Copy every entry word for word, but skip the pictures.

>>>>>

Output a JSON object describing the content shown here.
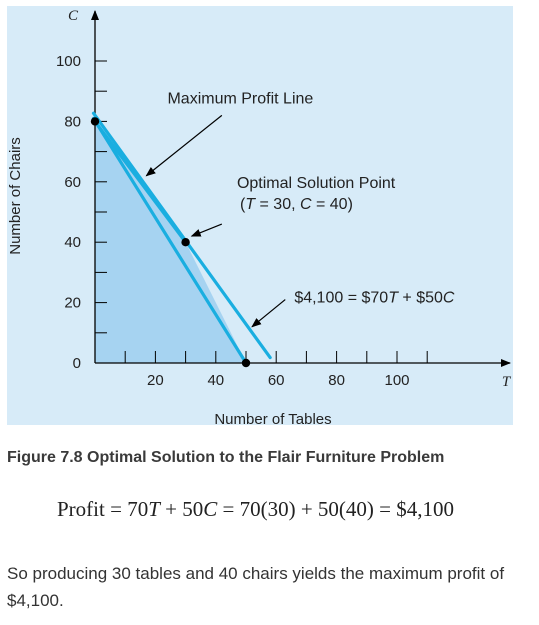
{
  "colors": {
    "panel_bg": "#d7ebf8",
    "feasible_fill": "#a6d3f1",
    "line_color": "#1aaee0",
    "point_color": "#000000",
    "axis_color": "#000000"
  },
  "chart_data": {
    "type": "line",
    "x_axis_name": "T",
    "y_axis_name": "C",
    "xlabel": "Number of Tables",
    "ylabel": "Number of Chairs",
    "x_ticks": [
      20,
      40,
      60,
      80,
      100
    ],
    "y_ticks": [
      0,
      20,
      40,
      60,
      80,
      100
    ],
    "x_minor_ticks": [
      10,
      20,
      30,
      40,
      50,
      60,
      70,
      80,
      90,
      100,
      110
    ],
    "y_minor_ticks": [
      10,
      20,
      30,
      40,
      50,
      60,
      70,
      80,
      90,
      100
    ],
    "xlim": [
      0,
      140
    ],
    "ylim": [
      0,
      110
    ],
    "feasible_region": [
      [
        0,
        0
      ],
      [
        0,
        80
      ],
      [
        30,
        40
      ],
      [
        50,
        0
      ]
    ],
    "series": [
      {
        "kind": "constraint",
        "points": [
          [
            -0.5,
            81
          ],
          [
            50,
            0
          ]
        ]
      },
      {
        "kind": "constraint",
        "points": [
          [
            0,
            80
          ],
          [
            30,
            40
          ]
        ]
      },
      {
        "kind": "isoprofit",
        "points": [
          [
            -0.5,
            82.7
          ],
          [
            58,
            1.8
          ]
        ]
      }
    ],
    "marked_points": [
      [
        0,
        80
      ],
      [
        30,
        40
      ],
      [
        50,
        0
      ]
    ],
    "annotations": [
      {
        "text": "Maximum Profit Line",
        "text_at": [
          24,
          86
        ],
        "arrow_from": [
          42,
          82
        ],
        "arrow_to": [
          17,
          62
        ]
      },
      {
        "text": "Optimal Solution Point",
        "text_at": [
          47,
          58
        ],
        "arrow_from": [
          42,
          46
        ],
        "arrow_to": [
          32,
          42
        ]
      },
      {
        "text": "(T = 30, C = 40)",
        "text_at": [
          48,
          51
        ],
        "arrow_from": null,
        "arrow_to": null
      },
      {
        "text": "$4,100 = $70T + $50C",
        "text_at": [
          66,
          20
        ],
        "arrow_from": [
          63,
          21
        ],
        "arrow_to": [
          52,
          12
        ]
      }
    ]
  },
  "caption": "Figure 7.8 Optimal Solution to the Flair Furniture Problem",
  "equation": {
    "lhs": "Profit",
    "rhs1_a": "70",
    "rhs1_b": "T",
    "rhs1_c": " + 50",
    "rhs1_d": "C",
    "rhs2": "70(30) + 50(40)",
    "result": "$4,100"
  },
  "body_text": "So producing 30 tables and 40 chairs yields the maximum profit of $4,100."
}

<<<<<

• [Exercise answer]
Output a JSON object describing the content shown here.
{
  "colors": {
    "panel_bg": "#d7ebf8",
    "feasible_fill": "#a6d3f1",
    "line_color": "#1aaee0",
    "point_color": "#000000",
    "axis_color": "#000000"
  },
  "chart_data": {
    "type": "line",
    "x_axis_name": "T",
    "y_axis_name": "C",
    "xlabel": "Number of Tables",
    "ylabel": "Number of Chairs",
    "x_ticks": [
      20,
      40,
      60,
      80,
      100
    ],
    "y_ticks": [
      0,
      20,
      40,
      60,
      80,
      100
    ],
    "x_minor_ticks": [
      10,
      20,
      30,
      40,
      50,
      60,
      70,
      80,
      90,
      100,
      110
    ],
    "y_minor_ticks": [
      10,
      20,
      30,
      40,
      50,
      60,
      70,
      80,
      90,
      100
    ],
    "xlim": [
      0,
      140
    ],
    "ylim": [
      0,
      110
    ],
    "feasible_region": [
      [
        0,
        0
      ],
      [
        0,
        80
      ],
      [
        30,
        40
      ],
      [
        50,
        0
      ]
    ],
    "series": [
      {
        "kind": "constraint",
        "points": [
          [
            -0.5,
            81
          ],
          [
            50,
            0
          ]
        ]
      },
      {
        "kind": "constraint",
        "points": [
          [
            0,
            80
          ],
          [
            30,
            40
          ]
        ]
      },
      {
        "kind": "isoprofit",
        "points": [
          [
            -0.5,
            82.7
          ],
          [
            58,
            1.8
          ]
        ]
      }
    ],
    "marked_points": [
      [
        0,
        80
      ],
      [
        30,
        40
      ],
      [
        50,
        0
      ]
    ],
    "annotations": [
      {
        "text": "Maximum Profit Line",
        "text_at": [
          24,
          86
        ],
        "arrow_from": [
          42,
          82
        ],
        "arrow_to": [
          17,
          62
        ]
      },
      {
        "text": "Optimal Solution Point",
        "text_at": [
          47,
          58
        ],
        "arrow_from": [
          42,
          46
        ],
        "arrow_to": [
          32,
          42
        ]
      },
      {
        "text": "(T = 30, C = 40)",
        "text_at": [
          48,
          51
        ],
        "arrow_from": null,
        "arrow_to": null
      },
      {
        "text": "$4,100 = $70T + $50C",
        "text_at": [
          66,
          20
        ],
        "arrow_from": [
          63,
          21
        ],
        "arrow_to": [
          52,
          12
        ]
      }
    ]
  },
  "caption": "Figure 7.8 Optimal Solution to the Flair Furniture Problem",
  "equation": {
    "lhs": "Profit",
    "rhs1_a": "70",
    "rhs1_b": "T",
    "rhs1_c": " + 50",
    "rhs1_d": "C",
    "rhs2": "70(30) + 50(40)",
    "result": "$4,100"
  },
  "body_text": "So producing 30 tables and 40 chairs yields the maximum profit of $4,100."
}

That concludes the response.